### [WHAT IS EXPECTED]
Go through the entries and say how many lines contain the string "chevron". The number is the whole answer.

## start

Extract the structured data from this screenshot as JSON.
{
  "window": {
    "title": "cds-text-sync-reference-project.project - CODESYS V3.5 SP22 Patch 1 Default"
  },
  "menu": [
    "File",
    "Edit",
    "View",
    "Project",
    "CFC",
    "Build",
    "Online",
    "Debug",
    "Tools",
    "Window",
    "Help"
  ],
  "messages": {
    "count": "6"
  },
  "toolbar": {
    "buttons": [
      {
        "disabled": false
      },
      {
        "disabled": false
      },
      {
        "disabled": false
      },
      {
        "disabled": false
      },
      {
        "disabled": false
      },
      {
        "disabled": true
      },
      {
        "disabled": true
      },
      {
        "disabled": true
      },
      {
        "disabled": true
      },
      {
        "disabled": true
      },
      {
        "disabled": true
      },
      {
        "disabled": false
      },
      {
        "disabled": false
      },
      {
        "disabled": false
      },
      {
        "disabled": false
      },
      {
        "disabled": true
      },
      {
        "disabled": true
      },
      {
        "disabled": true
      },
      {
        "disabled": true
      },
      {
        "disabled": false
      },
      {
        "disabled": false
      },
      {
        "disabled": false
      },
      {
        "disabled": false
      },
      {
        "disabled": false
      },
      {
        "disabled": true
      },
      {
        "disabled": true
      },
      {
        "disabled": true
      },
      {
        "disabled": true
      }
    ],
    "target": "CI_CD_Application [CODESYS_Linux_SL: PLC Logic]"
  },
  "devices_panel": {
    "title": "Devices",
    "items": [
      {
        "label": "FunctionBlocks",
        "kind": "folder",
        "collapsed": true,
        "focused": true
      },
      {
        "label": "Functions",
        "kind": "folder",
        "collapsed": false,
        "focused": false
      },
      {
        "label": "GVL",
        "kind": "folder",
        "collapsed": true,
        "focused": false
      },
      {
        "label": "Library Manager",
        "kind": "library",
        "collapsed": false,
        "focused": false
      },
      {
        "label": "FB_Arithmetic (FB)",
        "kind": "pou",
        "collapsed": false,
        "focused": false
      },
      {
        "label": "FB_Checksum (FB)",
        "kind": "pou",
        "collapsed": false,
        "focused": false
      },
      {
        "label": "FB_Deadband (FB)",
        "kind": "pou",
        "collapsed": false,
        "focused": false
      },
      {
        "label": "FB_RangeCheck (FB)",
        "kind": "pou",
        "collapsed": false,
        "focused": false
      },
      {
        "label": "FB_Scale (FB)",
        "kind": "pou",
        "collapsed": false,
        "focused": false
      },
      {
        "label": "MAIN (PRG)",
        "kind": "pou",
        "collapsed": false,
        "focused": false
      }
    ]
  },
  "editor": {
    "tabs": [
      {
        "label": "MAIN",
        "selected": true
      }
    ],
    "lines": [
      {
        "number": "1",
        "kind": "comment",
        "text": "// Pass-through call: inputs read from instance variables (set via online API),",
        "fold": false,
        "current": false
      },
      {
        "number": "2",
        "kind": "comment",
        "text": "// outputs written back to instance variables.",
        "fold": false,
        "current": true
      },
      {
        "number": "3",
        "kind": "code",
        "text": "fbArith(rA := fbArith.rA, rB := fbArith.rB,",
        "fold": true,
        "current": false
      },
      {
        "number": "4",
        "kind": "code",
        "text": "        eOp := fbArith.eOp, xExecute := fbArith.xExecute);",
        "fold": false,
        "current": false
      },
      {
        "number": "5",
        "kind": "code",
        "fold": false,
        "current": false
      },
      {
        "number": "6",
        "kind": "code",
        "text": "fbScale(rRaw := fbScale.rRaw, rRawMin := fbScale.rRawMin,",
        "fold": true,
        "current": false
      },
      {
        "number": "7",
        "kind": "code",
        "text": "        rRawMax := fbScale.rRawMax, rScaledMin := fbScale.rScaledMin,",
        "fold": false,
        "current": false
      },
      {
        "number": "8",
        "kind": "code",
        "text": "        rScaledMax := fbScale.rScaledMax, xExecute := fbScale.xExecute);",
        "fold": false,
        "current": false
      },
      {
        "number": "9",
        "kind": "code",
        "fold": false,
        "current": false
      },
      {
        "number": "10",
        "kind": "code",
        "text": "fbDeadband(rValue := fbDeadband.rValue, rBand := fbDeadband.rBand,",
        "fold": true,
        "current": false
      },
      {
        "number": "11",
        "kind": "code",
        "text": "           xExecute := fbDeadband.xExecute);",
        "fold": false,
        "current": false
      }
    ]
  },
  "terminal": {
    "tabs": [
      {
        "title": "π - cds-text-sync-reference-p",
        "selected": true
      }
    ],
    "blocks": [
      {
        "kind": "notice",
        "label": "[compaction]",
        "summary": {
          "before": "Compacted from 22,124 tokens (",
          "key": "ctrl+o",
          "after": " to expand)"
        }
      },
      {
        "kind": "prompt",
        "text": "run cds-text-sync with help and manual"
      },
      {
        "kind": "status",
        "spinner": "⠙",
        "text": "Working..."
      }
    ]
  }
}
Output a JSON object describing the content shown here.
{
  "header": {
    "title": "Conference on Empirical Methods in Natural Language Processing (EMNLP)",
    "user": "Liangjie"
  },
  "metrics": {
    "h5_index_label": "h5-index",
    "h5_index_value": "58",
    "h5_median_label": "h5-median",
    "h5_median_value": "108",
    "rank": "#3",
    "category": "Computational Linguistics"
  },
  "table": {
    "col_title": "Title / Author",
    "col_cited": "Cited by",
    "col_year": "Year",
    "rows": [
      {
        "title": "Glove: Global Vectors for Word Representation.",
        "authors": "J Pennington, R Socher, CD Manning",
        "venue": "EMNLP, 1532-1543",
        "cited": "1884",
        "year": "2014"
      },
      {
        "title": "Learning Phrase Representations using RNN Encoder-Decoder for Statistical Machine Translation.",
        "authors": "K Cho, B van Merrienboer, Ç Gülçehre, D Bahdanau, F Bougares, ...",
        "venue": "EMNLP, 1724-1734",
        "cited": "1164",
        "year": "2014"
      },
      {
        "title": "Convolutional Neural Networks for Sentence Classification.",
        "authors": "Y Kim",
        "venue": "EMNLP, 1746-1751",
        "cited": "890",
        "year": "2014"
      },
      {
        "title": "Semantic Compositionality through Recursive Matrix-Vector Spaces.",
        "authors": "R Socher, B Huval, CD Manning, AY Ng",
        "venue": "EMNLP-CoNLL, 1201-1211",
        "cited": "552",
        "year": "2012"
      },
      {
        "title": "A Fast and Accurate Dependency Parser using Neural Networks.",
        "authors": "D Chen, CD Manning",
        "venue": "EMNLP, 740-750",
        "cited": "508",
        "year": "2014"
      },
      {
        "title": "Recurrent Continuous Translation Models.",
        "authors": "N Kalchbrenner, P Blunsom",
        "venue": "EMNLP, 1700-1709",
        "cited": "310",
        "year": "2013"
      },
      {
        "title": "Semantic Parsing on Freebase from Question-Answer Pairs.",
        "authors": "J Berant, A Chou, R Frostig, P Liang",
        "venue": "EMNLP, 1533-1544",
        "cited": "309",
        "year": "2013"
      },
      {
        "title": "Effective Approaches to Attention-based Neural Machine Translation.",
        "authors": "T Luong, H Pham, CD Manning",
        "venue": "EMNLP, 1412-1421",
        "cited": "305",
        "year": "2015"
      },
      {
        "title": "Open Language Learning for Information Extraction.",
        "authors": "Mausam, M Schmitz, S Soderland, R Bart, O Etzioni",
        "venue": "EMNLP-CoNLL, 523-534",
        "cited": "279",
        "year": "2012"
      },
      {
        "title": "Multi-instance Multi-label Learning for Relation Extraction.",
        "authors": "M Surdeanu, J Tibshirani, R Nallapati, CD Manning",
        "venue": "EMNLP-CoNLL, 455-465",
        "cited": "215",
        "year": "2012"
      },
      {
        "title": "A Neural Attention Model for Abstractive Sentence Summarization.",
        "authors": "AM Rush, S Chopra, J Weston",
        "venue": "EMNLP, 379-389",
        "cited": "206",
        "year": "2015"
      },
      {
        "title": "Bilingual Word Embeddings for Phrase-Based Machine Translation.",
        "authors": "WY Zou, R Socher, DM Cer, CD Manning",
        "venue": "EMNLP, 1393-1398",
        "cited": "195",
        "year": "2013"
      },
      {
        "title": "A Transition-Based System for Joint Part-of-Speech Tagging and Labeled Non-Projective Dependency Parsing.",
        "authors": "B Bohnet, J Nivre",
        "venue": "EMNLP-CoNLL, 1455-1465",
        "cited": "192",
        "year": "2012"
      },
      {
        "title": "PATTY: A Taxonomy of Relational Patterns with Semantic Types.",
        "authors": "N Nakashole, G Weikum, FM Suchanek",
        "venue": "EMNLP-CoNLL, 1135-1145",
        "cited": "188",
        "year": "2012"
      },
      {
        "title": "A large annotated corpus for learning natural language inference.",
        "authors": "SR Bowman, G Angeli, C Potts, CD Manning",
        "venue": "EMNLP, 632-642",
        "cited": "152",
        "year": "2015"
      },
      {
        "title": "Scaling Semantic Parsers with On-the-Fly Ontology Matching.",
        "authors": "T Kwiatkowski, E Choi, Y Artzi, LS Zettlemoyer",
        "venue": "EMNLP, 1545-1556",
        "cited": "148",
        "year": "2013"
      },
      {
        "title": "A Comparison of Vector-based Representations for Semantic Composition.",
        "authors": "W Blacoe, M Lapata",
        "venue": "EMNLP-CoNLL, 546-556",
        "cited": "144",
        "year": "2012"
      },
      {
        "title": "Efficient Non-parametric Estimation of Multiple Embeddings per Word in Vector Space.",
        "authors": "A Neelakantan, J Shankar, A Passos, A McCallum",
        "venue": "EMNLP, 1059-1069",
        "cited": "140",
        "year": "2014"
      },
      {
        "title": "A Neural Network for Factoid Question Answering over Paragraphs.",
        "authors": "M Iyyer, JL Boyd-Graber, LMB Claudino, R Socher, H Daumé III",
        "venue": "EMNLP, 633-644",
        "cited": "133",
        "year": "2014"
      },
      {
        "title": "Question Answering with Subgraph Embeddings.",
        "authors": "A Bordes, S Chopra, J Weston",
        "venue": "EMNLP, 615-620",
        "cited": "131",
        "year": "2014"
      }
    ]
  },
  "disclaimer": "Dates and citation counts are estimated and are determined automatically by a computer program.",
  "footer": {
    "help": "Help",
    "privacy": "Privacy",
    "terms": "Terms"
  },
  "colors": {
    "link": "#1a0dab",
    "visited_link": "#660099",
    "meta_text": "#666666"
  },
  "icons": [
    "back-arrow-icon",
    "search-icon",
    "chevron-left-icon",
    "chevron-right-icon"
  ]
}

## end

### [WORKED ANSWER]
2